**Exercise**
Write out the complete material exactly as it stands.

**Record set**
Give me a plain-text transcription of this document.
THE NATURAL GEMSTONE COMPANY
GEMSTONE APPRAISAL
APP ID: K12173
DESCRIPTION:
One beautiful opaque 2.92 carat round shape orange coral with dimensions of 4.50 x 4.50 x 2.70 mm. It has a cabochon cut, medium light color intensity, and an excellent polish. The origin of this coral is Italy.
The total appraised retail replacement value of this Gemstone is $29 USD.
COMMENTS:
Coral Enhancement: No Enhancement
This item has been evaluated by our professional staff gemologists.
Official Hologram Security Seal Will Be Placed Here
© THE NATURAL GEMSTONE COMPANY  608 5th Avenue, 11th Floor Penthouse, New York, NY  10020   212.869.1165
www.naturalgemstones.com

**Correct output**
Give me a plain-text transcription of this document.
THE NATURAL GEMSTONE COMPANY
GEMSTONE APPRAISAL
APP ID: K12173
DESCRIPTION:
One beautiful opaque 2.92 carat round shape orange coral with dimensions of 4.50 x 4.50 x 2.70 mm. It has a cabochon cut, medium light color intensity, and an excellent polish. The origin of this coral is Italy.
The total appraised retail replacement value of this Gemstone is $29 USD.
COMMENTS:
Coral Enhancement: No Enhancement
This item has been evaluated by our professional staff gemologists.
Official Hologram Security Seal Will Be Placed Here
© THE NATURAL GEMSTONE COMPANY  608 5th Avenue, 11th Floor Penthouse, New York, NY  10020   212.869.1165
www.naturalgemstones.com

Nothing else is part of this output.